Task goal :: Give a verbatim quotation of every record.

Stored records:

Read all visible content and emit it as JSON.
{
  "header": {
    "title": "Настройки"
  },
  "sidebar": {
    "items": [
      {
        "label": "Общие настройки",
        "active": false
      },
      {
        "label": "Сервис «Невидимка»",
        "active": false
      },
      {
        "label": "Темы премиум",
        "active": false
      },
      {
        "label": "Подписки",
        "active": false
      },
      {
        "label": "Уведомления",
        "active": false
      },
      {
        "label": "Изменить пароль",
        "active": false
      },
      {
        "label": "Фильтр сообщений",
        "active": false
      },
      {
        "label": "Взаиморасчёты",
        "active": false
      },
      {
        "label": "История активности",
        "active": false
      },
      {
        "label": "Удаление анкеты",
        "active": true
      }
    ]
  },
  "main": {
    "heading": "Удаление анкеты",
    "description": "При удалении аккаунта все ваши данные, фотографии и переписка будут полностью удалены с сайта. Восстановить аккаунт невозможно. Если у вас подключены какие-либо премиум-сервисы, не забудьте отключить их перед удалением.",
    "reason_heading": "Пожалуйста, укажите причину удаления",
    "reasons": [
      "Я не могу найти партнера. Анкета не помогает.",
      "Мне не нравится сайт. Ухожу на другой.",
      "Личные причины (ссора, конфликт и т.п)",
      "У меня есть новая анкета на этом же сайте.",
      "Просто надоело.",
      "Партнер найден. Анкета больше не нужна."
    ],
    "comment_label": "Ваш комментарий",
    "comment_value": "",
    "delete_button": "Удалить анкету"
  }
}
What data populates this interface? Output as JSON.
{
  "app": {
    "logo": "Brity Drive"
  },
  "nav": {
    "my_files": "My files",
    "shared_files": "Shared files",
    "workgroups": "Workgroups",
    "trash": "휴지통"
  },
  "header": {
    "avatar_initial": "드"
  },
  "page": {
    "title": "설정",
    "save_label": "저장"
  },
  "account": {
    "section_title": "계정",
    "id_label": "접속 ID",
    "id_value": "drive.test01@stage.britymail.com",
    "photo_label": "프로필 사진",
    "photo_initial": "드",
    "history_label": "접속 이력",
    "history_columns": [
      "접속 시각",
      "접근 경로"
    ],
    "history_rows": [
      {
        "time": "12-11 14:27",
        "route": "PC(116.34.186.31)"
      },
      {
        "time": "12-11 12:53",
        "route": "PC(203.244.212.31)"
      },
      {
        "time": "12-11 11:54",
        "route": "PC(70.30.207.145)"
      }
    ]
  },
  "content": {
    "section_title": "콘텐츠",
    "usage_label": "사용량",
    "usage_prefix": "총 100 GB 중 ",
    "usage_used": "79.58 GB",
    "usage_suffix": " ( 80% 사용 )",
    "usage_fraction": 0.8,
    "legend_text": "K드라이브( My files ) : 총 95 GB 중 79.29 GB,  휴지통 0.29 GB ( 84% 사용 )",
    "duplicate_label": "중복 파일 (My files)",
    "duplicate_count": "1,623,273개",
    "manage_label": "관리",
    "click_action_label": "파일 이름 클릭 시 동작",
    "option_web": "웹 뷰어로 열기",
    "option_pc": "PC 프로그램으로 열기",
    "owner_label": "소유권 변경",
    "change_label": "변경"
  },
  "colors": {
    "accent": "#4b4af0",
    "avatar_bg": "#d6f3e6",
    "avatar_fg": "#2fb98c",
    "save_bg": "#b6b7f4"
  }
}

Solution below ::
Read all visible content and emit it as JSON.
{
  "header": {
    "title": "Настройки"
  },
  "sidebar": {
    "items": [
      {
        "label": "Общие настройки",
        "active": false
      },
      {
        "label": "Сервис «Невидимка»",
        "active": false
      },
      {
        "label": "Темы премиум",
        "active": false
      },
      {
        "label": "Подписки",
        "active": false
      },
      {
        "label": "Уведомления",
        "active": false
      },
      {
        "label": "Изменить пароль",
        "active": false
      },
      {
        "label": "Фильтр сообщений",
        "active": false
      },
      {
        "label": "Взаиморасчёты",
        "active": false
      },
      {
        "label": "История активности",
        "active": false
      },
      {
        "label": "Удаление анкеты",
        "active": true
      }
    ]
  },
  "main": {
    "heading": "Удаление анкеты",
    "description": "При удалении аккаунта все ваши данные, фотографии и переписка будут полностью удалены с сайта. Восстановить аккаунт невозможно. Если у вас подключены какие-либо премиум-сервисы, не забудьте отключить их перед удалением.",
    "reason_heading": "Пожалуйста, укажите причину удаления",
    "reasons": [
      "Я не могу найти партнера. Анкета не помогает.",
      "Мне не нравится сайт. Ухожу на другой.",
      "Личные причины (ссора, конфликт и т.п)",
      "У меня есть новая анкета на этом же сайте.",
      "Просто надоело.",
      "Партнер найден. Анкета больше не нужна."
    ],
    "comment_label": "Ваш комментарий",
    "comment_value": "",
    "delete_button": "Удалить анкету"
  }
}
What data populates this interface? Output as JSON.
{
  "app": {
    "logo": "Brity Drive"
  },
  "nav": {
    "my_files": "My files",
    "shared_files": "Shared files",
    "workgroups": "Workgroups",
    "trash": "휴지통"
  },
  "header": {
    "avatar_initial": "드"
  },
  "page": {
    "title": "설정",
    "save_label": "저장"
  },
  "account": {
    "section_title": "계정",
    "id_label": "접속 ID",
    "id_value": "drive.test01@stage.britymail.com",
    "photo_label": "프로필 사진",
    "photo_initial": "드",
    "history_label": "접속 이력",
    "history_columns": [
      "접속 시각",
      "접근 경로"
    ],
    "history_rows": [
      {
        "time": "12-11 14:27",
        "route": "PC(116.34.186.31)"
      },
      {
        "time": "12-11 12:53",
        "route": "PC(203.244.212.31)"
      },
      {
        "time": "12-11 11:54",
        "route": "PC(70.30.207.145)"
      }
    ]
  },
  "content": {
    "section_title": "콘텐츠",
    "usage_label": "사용량",
    "usage_prefix": "총 100 GB 중 ",
    "usage_used": "79.58 GB",
    "usage_suffix": " ( 80% 사용 )",
    "usage_fraction": 0.8,
    "legend_text": "K드라이브( My files ) : 총 95 GB 중 79.29 GB,  휴지통 0.29 GB ( 84% 사용 )",
    "duplicate_label": "중복 파일 (My files)",
    "duplicate_count": "1,623,273개",
    "manage_label": "관리",
    "click_action_label": "파일 이름 클릭 시 동작",
    "option_web": "웹 뷰어로 열기",
    "option_pc": "PC 프로그램으로 열기",
    "owner_label": "소유권 변경",
    "change_label": "변경"
  },
  "colors": {
    "accent": "#4b4af0",
    "avatar_bg": "#d6f3e6",
    "avatar_fg": "#2fb98c",
    "save_bg": "#b6b7f4"
  }
}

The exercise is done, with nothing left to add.